◆ Goal of the exercise ◆
From the listing below, pull each line that includes "emerging".
↓
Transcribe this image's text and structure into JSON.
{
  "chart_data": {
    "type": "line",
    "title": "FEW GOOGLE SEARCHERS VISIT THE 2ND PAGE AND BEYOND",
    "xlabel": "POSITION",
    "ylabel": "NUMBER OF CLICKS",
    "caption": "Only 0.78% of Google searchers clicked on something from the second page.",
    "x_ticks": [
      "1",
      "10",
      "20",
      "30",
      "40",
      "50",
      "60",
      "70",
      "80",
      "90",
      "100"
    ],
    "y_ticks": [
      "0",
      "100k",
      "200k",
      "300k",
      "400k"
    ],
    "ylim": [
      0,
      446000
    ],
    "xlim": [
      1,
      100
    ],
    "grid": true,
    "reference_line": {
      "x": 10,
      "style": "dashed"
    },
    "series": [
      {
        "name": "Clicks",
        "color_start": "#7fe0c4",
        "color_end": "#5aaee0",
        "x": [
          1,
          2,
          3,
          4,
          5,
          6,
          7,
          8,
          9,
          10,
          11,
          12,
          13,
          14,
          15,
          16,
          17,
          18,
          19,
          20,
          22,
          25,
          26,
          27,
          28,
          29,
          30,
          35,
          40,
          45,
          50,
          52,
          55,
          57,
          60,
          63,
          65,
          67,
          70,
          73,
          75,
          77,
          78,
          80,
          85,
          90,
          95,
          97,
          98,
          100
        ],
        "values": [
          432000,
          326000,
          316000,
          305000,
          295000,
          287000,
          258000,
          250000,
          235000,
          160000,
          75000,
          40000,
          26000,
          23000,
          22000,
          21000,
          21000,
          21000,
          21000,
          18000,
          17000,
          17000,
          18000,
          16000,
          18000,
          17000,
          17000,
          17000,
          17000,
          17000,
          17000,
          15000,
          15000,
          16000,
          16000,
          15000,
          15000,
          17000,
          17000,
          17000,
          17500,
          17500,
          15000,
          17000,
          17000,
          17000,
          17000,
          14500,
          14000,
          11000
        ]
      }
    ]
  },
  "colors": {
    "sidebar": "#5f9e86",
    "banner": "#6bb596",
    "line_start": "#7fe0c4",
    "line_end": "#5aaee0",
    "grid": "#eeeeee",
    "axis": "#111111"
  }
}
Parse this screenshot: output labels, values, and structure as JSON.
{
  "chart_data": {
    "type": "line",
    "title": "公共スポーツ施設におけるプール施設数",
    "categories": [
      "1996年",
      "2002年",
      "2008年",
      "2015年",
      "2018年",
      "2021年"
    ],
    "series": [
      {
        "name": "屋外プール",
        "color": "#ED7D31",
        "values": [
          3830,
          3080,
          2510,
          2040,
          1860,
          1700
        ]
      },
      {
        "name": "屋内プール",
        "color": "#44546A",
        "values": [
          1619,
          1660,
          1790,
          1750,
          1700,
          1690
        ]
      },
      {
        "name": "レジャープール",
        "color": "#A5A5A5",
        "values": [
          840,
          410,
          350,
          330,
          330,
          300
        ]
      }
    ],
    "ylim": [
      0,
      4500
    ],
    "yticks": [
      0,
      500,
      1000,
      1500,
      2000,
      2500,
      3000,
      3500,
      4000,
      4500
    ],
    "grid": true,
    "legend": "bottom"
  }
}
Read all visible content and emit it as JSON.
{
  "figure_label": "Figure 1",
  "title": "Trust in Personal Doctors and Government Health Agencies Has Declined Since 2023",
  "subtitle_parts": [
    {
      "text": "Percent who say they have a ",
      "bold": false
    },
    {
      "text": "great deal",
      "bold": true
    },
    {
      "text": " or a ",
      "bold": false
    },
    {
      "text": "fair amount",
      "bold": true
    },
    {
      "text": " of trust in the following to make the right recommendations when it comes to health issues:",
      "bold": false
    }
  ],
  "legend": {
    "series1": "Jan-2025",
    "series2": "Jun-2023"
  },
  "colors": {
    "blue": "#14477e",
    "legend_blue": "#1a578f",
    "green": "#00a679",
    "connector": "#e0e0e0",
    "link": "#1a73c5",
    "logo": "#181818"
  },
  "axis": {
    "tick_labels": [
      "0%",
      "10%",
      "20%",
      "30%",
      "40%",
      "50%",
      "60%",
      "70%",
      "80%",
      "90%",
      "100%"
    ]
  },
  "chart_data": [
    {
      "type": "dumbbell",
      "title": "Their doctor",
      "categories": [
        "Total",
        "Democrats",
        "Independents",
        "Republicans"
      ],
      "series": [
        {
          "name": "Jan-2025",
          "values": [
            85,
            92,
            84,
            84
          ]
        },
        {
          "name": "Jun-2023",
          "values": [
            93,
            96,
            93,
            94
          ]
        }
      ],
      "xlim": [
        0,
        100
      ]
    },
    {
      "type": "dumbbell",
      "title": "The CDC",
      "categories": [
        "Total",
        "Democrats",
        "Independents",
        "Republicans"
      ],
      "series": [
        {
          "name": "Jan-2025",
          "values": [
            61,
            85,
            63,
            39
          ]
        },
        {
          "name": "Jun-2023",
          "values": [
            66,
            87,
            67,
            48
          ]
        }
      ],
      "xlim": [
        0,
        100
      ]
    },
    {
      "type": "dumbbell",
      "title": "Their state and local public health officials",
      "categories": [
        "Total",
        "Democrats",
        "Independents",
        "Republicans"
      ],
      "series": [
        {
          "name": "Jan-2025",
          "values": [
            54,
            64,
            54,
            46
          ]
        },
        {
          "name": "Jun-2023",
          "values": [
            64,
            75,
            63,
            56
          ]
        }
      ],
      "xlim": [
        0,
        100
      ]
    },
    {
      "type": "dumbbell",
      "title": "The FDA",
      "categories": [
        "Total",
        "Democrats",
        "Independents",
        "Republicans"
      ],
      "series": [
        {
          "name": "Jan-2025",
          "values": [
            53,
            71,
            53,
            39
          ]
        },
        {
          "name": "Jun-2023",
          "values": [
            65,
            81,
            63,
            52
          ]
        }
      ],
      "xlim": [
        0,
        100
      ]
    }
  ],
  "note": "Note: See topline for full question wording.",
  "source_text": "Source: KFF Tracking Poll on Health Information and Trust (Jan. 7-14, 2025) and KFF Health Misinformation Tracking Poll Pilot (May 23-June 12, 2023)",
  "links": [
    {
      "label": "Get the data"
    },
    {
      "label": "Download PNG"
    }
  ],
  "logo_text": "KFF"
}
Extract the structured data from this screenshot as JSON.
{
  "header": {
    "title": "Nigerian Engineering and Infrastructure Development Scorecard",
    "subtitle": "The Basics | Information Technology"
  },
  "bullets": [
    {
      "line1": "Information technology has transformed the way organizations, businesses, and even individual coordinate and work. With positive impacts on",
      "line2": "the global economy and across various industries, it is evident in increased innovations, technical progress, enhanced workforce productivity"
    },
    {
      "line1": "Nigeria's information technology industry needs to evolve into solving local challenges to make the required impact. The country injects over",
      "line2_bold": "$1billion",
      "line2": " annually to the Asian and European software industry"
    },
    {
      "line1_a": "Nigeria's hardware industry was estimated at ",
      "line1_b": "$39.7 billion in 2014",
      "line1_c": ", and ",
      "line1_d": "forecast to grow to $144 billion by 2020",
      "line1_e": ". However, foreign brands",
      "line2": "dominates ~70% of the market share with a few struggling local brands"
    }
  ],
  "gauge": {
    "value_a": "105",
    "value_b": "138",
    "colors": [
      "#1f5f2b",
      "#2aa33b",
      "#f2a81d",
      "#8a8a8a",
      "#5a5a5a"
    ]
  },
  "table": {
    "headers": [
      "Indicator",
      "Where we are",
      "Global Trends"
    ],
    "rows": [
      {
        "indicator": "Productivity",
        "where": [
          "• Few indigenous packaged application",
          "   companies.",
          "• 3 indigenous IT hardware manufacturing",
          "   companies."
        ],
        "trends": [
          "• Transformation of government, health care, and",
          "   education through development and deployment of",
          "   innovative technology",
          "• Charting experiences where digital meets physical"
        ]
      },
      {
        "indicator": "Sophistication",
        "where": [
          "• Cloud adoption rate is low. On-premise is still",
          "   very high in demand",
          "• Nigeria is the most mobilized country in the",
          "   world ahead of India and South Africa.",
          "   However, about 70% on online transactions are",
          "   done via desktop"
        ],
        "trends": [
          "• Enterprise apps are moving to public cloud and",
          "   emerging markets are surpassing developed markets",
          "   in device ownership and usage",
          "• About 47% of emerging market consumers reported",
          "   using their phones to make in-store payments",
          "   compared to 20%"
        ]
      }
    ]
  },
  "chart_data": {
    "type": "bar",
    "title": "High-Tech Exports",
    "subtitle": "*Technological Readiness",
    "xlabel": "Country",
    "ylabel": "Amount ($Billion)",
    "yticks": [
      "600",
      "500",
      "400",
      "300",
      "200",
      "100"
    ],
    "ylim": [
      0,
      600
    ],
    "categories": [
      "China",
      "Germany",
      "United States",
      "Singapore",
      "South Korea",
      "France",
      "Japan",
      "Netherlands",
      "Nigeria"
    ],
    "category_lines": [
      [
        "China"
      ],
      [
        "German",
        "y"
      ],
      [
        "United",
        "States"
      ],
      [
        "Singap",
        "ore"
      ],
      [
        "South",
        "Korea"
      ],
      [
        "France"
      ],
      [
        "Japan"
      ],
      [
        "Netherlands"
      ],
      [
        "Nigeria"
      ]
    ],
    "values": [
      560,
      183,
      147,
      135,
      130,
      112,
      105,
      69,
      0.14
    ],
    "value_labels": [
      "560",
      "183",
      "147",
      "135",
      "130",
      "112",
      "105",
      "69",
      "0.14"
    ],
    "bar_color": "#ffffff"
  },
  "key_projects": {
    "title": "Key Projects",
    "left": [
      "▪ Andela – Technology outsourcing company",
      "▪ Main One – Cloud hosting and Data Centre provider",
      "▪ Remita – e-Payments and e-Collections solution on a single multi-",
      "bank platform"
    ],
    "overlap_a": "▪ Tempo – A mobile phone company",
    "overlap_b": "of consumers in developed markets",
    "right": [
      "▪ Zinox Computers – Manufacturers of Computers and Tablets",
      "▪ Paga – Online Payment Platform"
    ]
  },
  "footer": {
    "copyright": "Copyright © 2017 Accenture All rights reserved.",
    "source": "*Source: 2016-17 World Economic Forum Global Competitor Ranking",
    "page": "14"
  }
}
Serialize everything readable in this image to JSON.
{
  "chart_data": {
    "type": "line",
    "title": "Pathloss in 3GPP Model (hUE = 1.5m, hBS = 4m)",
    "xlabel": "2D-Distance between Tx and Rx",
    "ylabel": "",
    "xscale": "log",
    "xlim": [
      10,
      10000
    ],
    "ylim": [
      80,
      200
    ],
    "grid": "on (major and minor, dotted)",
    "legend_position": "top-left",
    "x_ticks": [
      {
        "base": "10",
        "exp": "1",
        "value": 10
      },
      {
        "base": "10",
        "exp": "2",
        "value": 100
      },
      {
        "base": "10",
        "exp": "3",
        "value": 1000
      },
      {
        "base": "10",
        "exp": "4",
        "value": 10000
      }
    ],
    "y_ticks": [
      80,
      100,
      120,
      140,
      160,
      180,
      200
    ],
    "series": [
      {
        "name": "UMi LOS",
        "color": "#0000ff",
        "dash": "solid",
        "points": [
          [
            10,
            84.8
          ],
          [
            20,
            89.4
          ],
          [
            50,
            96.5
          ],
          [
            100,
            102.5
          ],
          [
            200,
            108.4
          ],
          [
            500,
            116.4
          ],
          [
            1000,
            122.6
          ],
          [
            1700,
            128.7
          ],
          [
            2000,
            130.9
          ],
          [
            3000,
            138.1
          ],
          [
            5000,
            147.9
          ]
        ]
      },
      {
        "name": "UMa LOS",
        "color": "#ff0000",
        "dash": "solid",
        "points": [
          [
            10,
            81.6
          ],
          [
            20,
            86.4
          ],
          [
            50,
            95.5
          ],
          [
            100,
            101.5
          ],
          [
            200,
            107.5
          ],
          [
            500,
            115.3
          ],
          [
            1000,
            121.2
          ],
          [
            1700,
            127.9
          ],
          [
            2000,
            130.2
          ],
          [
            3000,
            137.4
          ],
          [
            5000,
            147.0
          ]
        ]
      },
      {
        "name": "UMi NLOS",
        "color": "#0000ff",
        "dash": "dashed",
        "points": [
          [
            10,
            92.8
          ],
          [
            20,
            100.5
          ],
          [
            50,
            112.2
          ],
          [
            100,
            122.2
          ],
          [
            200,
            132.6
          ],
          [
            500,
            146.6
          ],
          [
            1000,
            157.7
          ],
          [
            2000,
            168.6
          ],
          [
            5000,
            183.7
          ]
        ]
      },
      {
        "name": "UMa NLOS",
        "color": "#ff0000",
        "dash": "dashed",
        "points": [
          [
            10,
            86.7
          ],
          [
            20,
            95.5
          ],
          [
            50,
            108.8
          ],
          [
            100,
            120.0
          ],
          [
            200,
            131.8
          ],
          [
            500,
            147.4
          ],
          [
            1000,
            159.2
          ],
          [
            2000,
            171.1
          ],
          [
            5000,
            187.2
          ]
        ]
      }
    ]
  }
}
↑
◆ Exercise response ◆
          "   emerging markets are surpassing developed markets",
          "• About 47% of emerging market consumers reported",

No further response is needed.